====== Extract

Liberty DeepRacer League and Reinforcement Machine Learning

Outrun won Belfast with a time of 13.11 seconds.

Welcome to a light read about DeepRacer and Reinforcement Learning.

The team above is ‘Outrun’ from the Quantum Unit.
Working left to right we have;
- Maths guru (David Fyffe)
- Without the Sir or the Wings (Paul McCartney)
- Team DK (David Kelly)
- Me (DBro)
- Dr. DeepRacer (Dr. Glenn Horan)

We are passionate about trying new technologies and winning.
Liberty Mutual’s AWS DeepRacer League was a great opportunity to achieve both.

AWS DeepRacer

Multiple agents brought for each event

The DeepRacer car or ‘agent’ as it’s also referred to is a fully autonomous race car, programmed by us in python and trained across many iterations in AWS SageMaker on a simulation environment spun up by AWS RoboMaker.

We don’t provide the training data upfront like in supervised and unsupervised machine learning, neither do we apply any labels initially.

Instead the agent supplies its own timed delay label, known as the ‘reward’.

The data is gathered by the agent’s photo lens which are turned to greyscale. These images are off the simulated track. It tries an ‘action’ (JSON format with properties of speed and angle), you set these before training. Then analyses rewards received for its attempts, and repeats the process with different actions to look for greater rewards, being a returned as a float number in your reward function (will discuss later).

In short, the agent’s single focus is; return the maximum rewards possible.

============
====== Provided records

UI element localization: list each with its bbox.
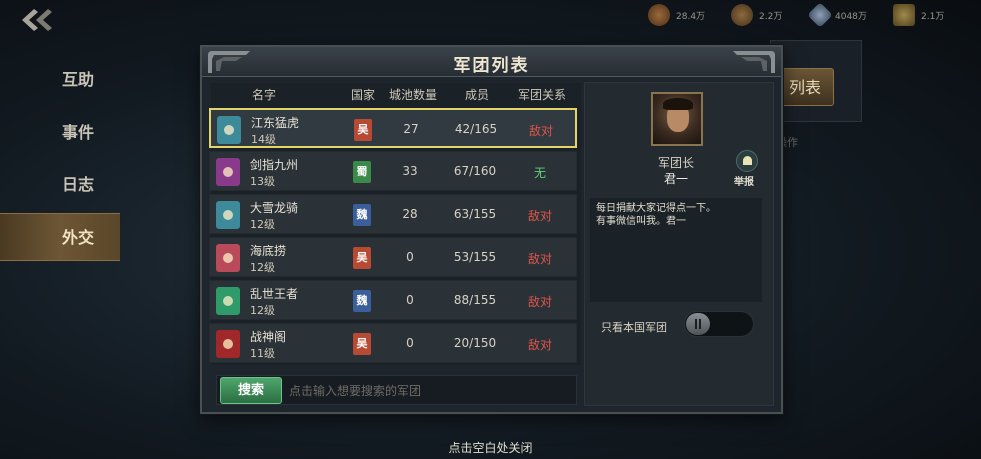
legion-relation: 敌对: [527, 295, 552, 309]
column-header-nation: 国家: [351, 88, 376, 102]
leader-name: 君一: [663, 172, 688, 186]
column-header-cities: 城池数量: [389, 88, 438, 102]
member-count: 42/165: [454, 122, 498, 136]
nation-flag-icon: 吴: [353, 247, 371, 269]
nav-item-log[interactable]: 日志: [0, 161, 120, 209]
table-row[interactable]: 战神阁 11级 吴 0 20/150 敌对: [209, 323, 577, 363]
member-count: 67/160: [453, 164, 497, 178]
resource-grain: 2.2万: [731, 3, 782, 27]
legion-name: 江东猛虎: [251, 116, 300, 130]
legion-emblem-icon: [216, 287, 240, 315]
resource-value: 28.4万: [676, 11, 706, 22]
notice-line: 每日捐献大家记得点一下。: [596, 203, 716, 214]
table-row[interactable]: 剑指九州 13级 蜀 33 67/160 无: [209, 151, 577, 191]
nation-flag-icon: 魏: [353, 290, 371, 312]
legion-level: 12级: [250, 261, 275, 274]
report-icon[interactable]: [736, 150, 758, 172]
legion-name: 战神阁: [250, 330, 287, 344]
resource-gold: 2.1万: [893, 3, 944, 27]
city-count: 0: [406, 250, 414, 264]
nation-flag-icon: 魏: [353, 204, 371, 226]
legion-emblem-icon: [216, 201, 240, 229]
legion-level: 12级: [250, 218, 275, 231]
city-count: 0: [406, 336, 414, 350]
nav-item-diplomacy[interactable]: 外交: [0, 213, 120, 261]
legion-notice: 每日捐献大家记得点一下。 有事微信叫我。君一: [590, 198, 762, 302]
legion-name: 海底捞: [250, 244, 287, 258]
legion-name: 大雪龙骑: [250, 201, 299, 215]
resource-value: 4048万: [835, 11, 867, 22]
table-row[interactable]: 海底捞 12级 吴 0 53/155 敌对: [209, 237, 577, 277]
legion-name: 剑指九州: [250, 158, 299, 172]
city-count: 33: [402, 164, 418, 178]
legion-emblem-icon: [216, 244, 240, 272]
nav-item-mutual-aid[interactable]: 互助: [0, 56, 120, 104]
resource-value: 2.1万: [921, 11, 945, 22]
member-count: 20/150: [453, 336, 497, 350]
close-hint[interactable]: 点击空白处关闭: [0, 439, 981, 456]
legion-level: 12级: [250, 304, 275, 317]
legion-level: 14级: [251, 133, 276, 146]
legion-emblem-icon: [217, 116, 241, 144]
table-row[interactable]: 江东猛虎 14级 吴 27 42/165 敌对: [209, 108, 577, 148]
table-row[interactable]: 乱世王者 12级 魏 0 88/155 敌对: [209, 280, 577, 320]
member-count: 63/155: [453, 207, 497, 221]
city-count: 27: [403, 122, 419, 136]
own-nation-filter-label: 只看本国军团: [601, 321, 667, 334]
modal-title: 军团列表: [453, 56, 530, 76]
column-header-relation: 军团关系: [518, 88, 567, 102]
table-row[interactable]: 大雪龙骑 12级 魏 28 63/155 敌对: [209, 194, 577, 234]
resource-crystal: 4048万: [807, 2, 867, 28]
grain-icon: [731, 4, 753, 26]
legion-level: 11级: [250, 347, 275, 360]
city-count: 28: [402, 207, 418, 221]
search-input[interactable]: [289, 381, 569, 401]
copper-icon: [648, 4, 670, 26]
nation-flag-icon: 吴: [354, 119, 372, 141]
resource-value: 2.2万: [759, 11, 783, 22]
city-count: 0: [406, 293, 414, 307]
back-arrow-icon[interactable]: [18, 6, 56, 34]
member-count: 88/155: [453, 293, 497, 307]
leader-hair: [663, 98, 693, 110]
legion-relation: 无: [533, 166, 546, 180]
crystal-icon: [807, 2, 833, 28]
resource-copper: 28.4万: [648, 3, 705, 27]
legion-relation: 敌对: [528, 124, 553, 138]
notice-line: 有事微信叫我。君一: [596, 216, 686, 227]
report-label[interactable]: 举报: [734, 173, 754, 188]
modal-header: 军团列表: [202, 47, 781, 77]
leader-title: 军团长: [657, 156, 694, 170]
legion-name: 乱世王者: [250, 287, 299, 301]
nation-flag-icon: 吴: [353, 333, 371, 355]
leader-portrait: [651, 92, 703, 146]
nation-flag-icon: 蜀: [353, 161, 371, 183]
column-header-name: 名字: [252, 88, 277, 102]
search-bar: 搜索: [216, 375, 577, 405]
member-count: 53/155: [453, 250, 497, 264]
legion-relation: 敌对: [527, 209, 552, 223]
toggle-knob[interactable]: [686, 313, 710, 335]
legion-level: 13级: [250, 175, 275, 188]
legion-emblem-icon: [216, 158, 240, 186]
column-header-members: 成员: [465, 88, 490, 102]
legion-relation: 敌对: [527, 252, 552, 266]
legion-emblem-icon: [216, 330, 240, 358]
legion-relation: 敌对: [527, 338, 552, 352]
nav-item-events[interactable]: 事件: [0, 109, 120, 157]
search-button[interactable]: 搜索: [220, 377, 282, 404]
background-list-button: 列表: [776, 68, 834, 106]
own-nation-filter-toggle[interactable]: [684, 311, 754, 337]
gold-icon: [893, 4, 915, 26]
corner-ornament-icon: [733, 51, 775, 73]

============

Answer the following questions using the DeepRacer article above.
(a) With what time did Outrun win Belfast?
(b) Which AWS service spins up the simulation environment on which the agent is trained?
(c) By what name is the timed delay label that the agent supplies known?

**The completed task**
(a) 13.11 seconds
(b) AWS RoboMaker
(c) The "reward"